▸ Your instructions
Check every line below for the word "searches" and copy each one that has it.
'''
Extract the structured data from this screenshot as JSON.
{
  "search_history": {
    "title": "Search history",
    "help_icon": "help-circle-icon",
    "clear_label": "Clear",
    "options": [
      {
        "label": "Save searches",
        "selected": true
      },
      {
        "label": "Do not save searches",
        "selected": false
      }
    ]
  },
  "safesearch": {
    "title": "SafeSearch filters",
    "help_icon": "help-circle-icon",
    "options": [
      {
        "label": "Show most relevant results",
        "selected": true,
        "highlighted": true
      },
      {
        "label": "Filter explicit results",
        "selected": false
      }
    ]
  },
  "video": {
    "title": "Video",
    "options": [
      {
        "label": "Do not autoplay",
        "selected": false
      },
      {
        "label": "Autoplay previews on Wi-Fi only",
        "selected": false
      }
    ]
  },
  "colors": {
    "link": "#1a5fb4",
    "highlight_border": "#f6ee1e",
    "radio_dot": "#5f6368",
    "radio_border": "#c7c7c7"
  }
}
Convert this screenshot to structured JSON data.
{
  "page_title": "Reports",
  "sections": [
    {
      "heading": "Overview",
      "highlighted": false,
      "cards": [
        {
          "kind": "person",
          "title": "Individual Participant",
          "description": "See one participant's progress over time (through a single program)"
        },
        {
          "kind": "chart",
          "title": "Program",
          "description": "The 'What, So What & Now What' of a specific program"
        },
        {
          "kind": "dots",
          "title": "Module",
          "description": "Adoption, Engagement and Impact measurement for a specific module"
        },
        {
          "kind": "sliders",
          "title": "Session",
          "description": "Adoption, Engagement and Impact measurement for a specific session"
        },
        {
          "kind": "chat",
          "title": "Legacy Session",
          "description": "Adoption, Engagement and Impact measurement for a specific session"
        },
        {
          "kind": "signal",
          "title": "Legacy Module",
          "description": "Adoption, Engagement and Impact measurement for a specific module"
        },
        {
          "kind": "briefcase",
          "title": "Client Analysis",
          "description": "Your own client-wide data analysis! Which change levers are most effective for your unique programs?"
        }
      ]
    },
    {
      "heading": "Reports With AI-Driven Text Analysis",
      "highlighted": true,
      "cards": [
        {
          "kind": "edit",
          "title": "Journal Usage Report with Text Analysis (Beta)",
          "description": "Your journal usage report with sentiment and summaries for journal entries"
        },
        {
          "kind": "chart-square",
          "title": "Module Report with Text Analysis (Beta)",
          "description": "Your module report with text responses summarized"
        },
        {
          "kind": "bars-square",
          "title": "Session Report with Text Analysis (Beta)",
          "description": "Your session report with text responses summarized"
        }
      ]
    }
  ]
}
'''
▸ Problem solution
        "label": "Save searches",
        "label": "Do not save searches",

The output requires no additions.